*Available records*:

+++

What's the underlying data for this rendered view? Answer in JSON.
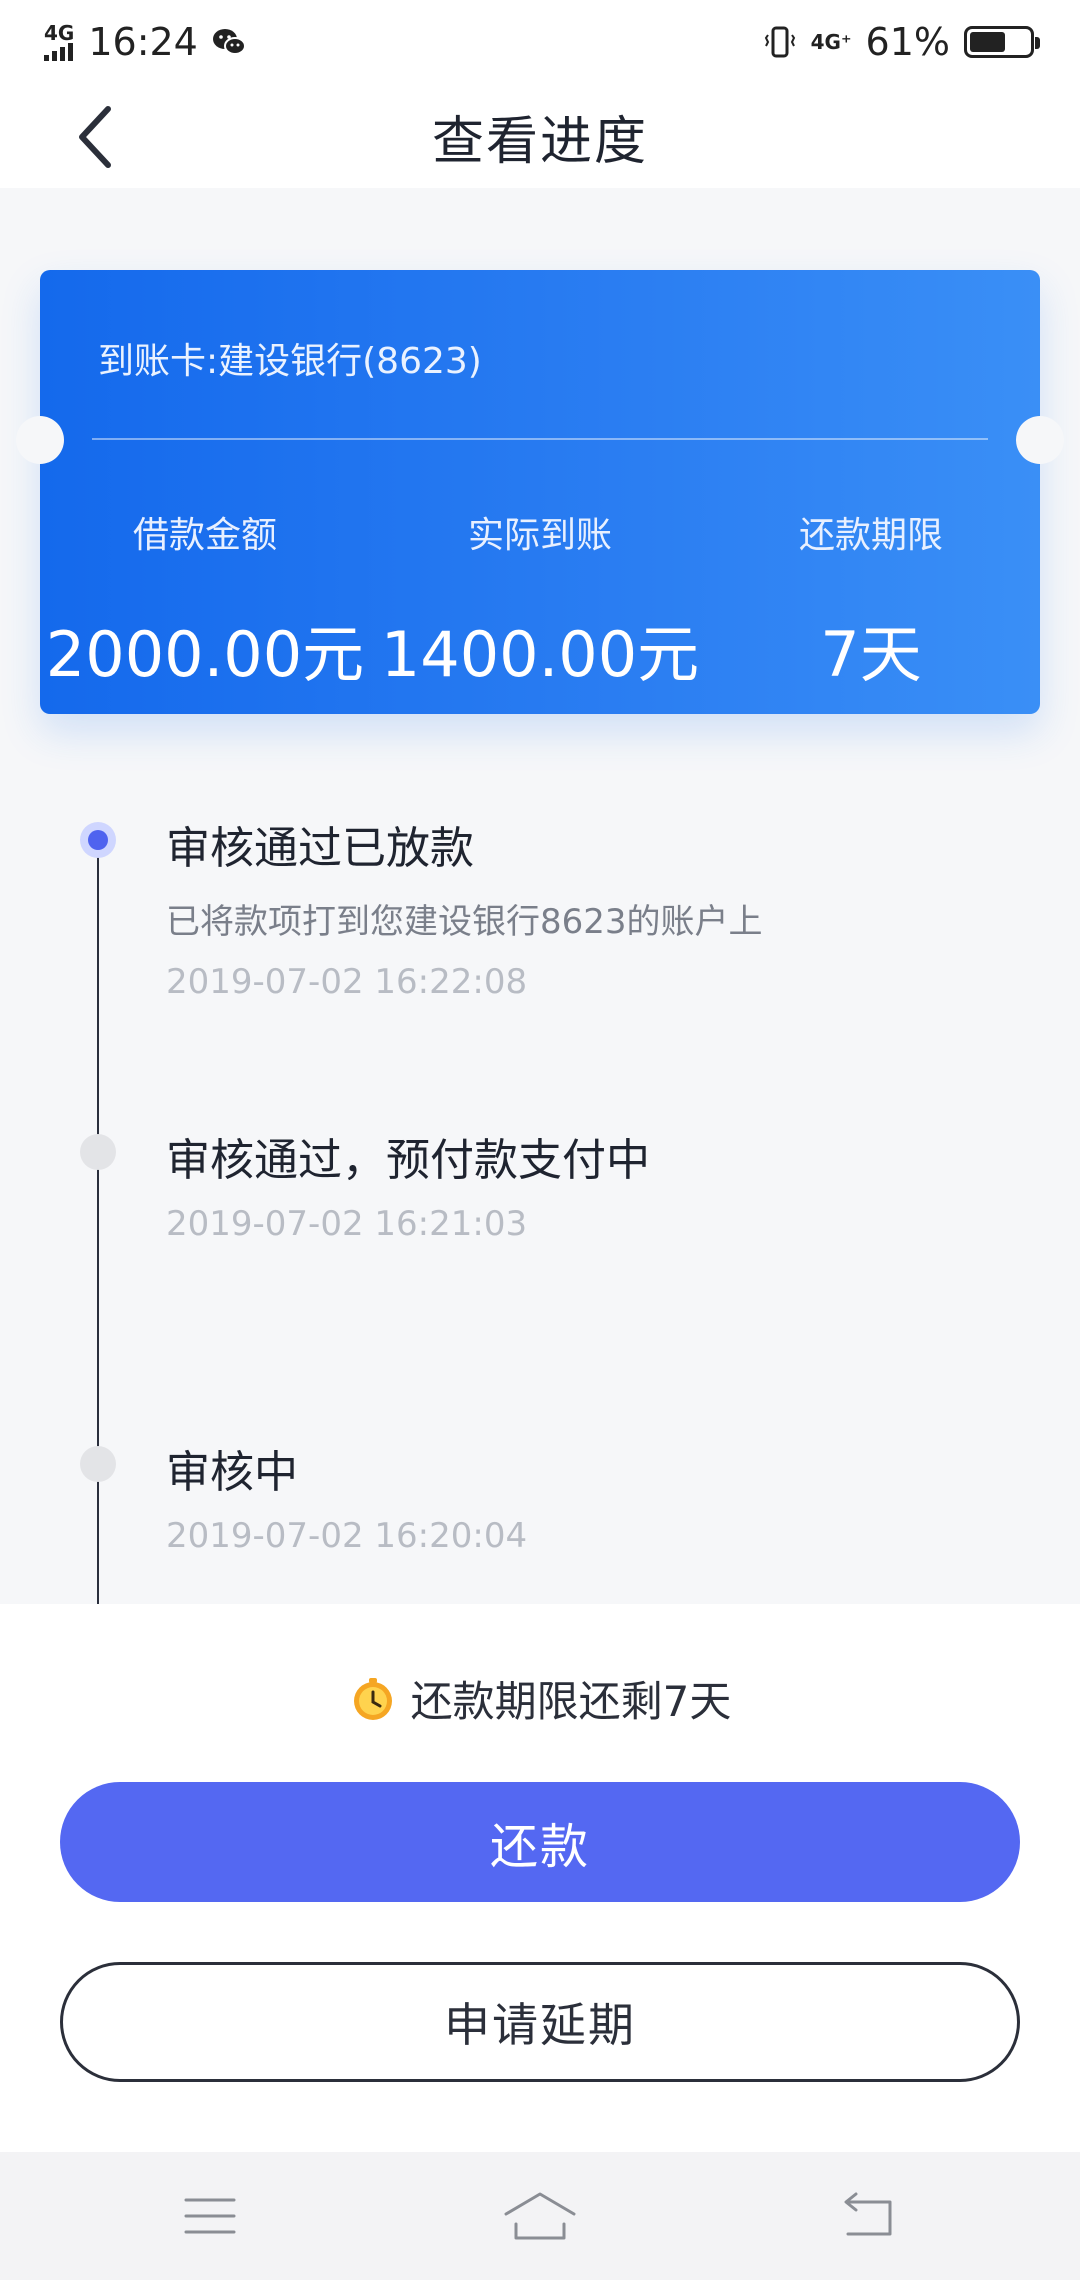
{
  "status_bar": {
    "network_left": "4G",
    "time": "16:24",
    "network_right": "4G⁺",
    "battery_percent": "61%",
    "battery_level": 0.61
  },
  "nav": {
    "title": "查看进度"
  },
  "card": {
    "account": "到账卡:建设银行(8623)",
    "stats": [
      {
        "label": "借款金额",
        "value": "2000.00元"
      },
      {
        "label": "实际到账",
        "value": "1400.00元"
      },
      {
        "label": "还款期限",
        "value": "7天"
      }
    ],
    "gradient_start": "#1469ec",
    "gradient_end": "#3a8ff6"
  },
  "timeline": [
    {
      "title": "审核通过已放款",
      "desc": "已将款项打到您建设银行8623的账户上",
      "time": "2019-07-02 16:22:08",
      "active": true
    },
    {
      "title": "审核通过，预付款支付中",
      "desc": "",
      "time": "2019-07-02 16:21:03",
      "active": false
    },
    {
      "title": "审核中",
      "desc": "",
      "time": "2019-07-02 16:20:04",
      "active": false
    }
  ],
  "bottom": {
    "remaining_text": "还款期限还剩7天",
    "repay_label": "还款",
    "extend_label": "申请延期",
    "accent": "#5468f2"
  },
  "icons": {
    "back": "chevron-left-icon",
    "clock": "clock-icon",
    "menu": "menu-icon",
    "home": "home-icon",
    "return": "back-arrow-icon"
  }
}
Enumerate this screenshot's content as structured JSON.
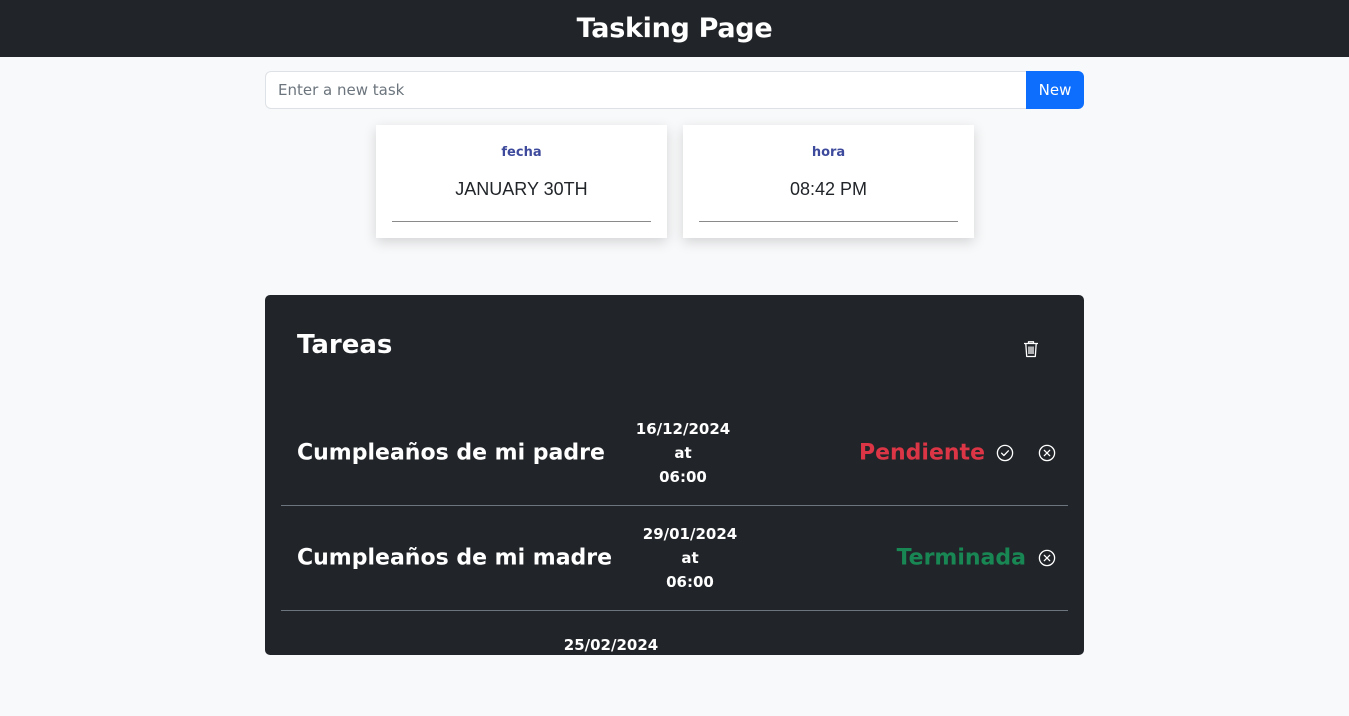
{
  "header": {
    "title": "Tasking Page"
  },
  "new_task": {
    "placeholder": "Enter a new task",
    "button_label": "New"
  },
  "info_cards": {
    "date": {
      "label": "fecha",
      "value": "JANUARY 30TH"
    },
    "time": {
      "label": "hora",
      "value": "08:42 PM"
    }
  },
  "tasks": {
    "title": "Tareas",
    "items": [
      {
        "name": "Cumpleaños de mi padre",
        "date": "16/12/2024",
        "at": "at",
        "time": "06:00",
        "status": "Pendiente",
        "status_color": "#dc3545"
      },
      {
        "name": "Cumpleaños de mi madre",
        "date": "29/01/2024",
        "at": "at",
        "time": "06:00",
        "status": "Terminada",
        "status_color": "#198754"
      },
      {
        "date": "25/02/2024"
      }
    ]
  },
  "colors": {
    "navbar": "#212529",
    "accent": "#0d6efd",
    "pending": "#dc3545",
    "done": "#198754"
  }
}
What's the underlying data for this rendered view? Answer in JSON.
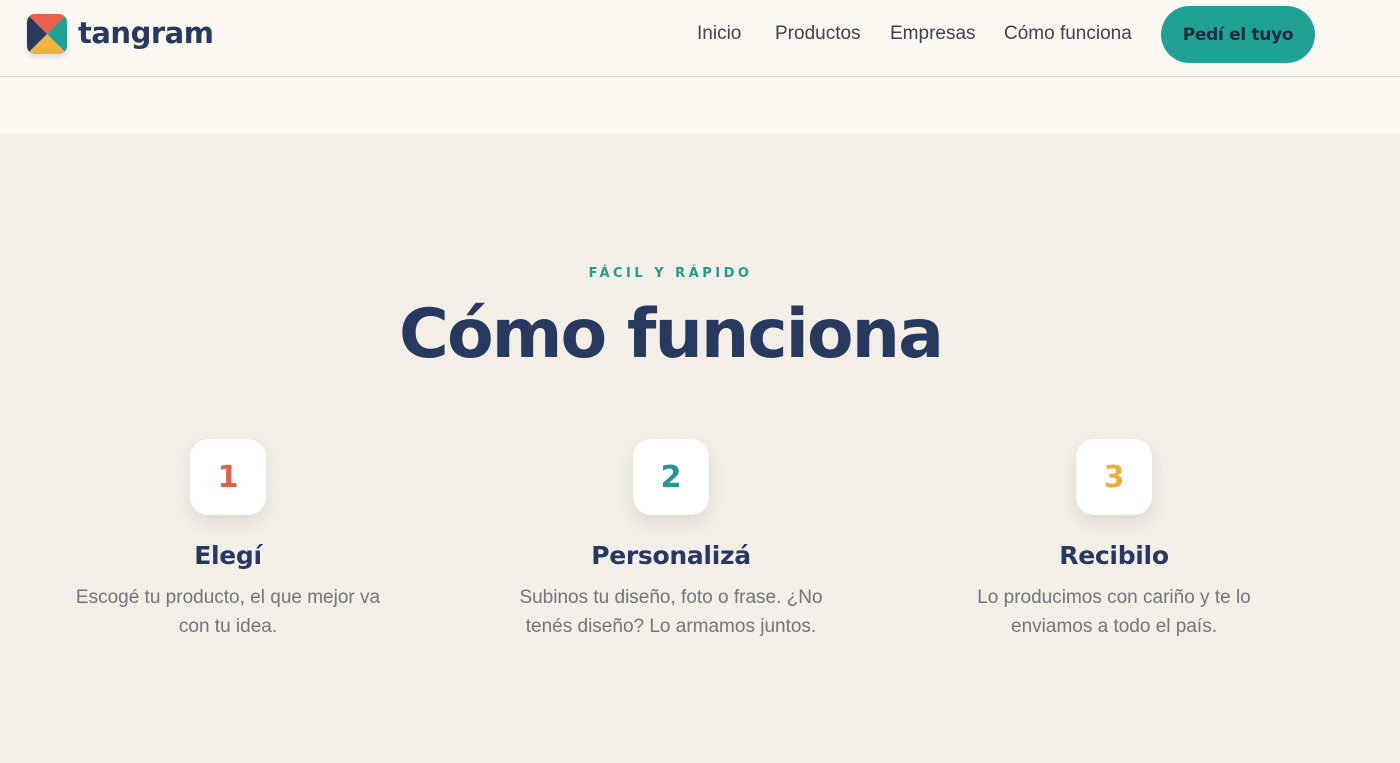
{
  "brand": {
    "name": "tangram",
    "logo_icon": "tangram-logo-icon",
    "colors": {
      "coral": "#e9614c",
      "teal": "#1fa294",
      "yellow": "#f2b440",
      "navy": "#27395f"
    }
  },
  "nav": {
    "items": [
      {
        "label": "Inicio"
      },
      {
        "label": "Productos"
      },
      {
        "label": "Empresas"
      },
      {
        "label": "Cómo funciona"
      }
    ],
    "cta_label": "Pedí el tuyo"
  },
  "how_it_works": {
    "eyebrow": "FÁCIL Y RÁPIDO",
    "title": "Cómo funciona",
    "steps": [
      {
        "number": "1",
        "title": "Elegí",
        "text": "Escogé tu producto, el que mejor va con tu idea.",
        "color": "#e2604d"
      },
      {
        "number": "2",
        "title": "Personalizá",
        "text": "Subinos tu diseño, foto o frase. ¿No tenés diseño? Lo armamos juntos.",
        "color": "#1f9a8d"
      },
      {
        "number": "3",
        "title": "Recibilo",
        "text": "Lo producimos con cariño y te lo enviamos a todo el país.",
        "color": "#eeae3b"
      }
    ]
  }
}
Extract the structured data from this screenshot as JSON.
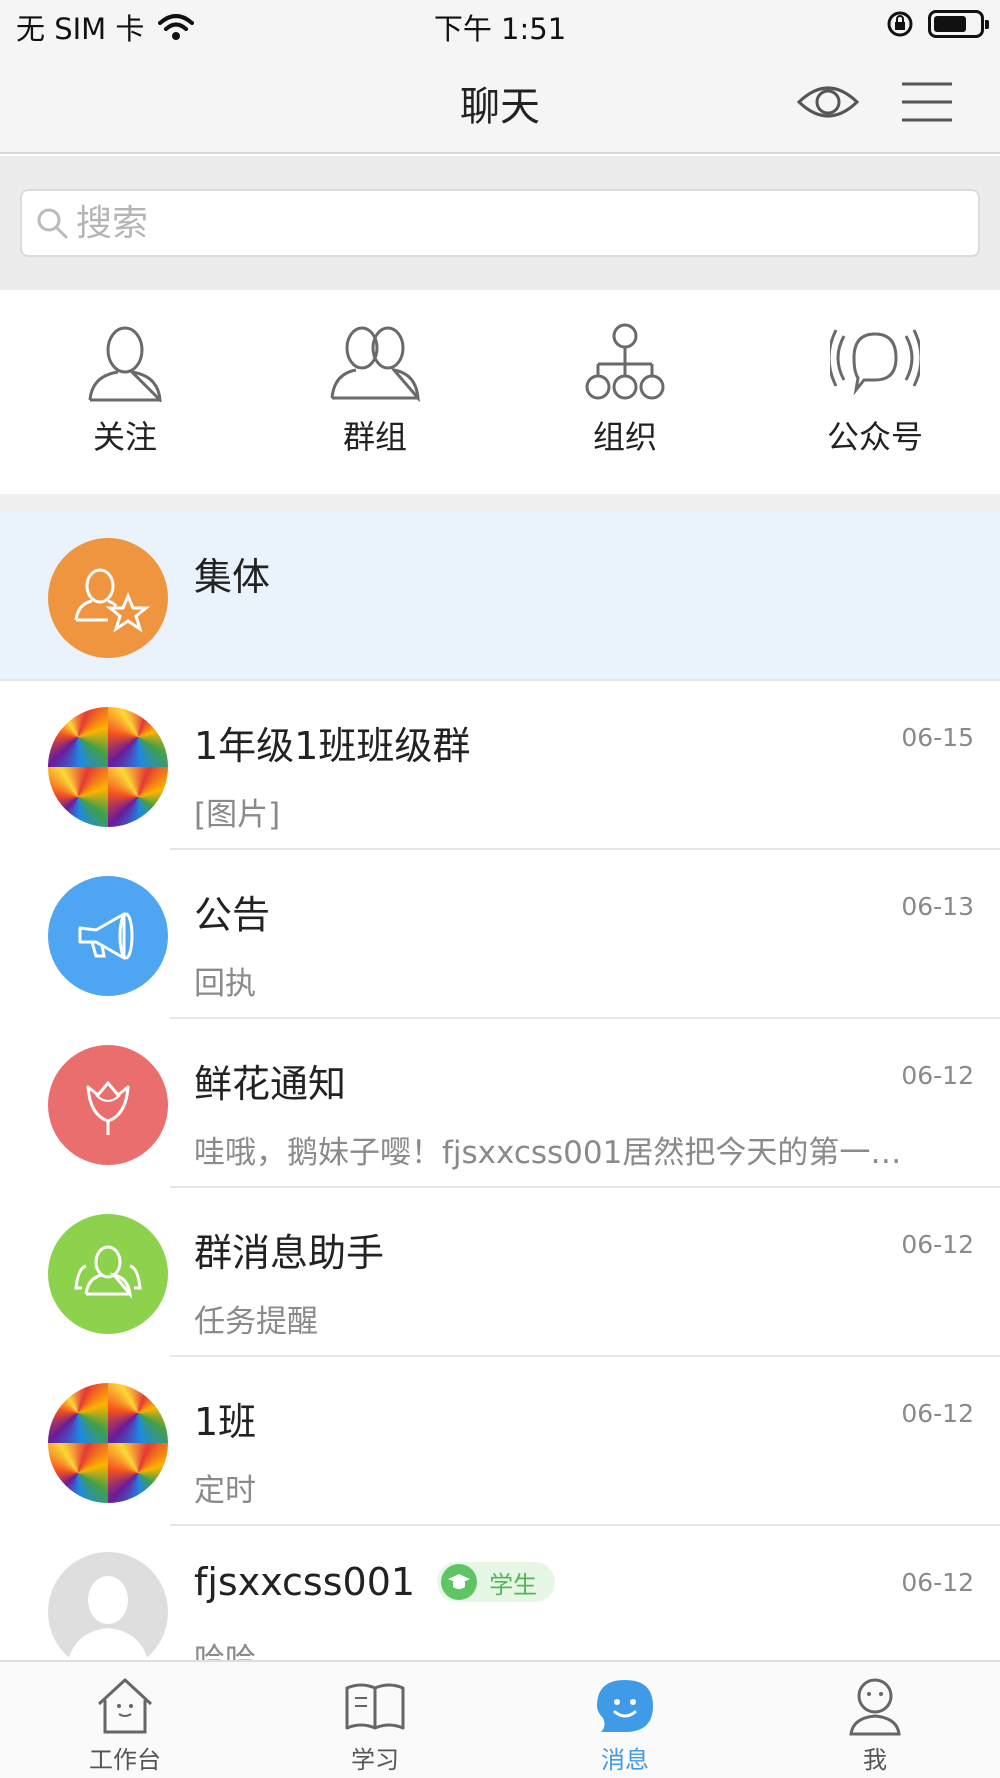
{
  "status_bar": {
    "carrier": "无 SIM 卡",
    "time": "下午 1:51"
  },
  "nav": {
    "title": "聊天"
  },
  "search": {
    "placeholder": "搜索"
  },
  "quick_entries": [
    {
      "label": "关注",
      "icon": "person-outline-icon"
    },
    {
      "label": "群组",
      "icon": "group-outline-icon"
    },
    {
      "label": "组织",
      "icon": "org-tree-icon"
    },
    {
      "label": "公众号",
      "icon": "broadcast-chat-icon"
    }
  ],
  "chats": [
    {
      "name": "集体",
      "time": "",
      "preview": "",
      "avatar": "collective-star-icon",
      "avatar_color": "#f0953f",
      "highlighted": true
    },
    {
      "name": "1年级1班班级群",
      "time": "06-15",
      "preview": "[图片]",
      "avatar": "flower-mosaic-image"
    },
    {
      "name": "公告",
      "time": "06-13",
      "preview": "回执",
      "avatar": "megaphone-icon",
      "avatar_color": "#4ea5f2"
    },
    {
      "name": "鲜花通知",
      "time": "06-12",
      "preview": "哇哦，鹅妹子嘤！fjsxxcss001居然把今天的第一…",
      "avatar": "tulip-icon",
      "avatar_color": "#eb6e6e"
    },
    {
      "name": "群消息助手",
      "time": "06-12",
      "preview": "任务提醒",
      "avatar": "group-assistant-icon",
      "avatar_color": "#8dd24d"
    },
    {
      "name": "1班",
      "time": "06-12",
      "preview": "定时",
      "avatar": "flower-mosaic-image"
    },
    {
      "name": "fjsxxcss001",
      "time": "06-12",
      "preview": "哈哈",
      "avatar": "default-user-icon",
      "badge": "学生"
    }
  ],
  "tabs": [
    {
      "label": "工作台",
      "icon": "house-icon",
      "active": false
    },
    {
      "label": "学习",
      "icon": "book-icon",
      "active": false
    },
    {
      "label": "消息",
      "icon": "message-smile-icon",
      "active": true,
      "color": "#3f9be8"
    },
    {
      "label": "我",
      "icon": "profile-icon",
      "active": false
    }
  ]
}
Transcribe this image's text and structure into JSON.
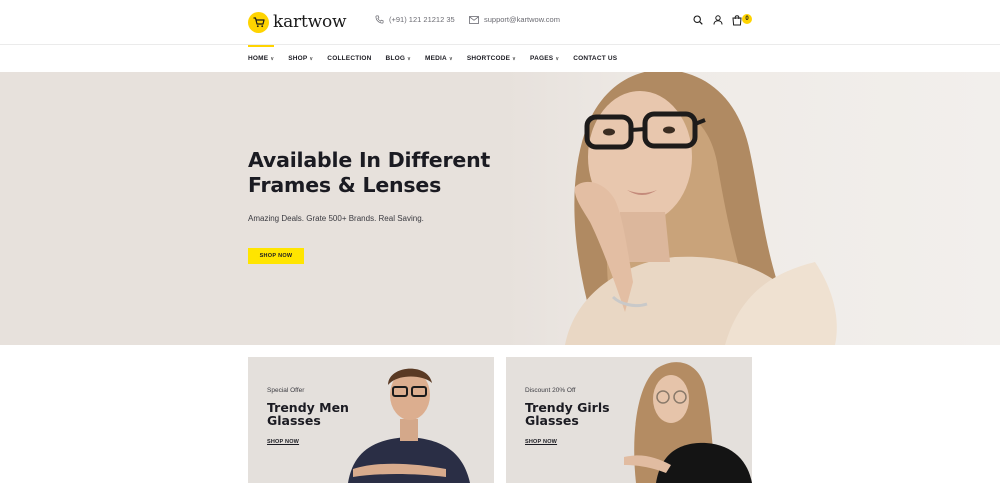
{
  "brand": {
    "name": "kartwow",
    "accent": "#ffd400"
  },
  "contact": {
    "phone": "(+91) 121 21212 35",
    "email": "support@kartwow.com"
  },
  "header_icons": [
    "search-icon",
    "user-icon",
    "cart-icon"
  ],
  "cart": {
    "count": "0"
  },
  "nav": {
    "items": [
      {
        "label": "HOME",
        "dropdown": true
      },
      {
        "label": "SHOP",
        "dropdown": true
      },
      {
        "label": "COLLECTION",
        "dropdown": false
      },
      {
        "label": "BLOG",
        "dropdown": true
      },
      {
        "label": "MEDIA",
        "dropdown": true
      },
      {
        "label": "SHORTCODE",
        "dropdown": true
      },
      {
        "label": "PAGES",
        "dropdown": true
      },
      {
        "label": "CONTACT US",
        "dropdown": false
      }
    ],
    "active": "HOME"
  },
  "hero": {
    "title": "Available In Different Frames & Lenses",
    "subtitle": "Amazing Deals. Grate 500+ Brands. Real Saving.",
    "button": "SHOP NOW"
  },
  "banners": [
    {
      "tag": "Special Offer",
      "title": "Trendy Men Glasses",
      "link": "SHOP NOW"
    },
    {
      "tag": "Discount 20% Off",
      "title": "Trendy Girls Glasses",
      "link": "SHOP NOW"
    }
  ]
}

+++

*Task goal*: Gather all lines of the records that include the word "this".

*Exercise result*:
What's the underlying data for this rendered view? Answer in JSON.
Enumerate this screenshot's content as structured JSON.
What's the underlying data for this rendered view? Answer in JSON.
Extract the structured data from this screenshot as JSON.
Transcribe this image's text and structure into JSON.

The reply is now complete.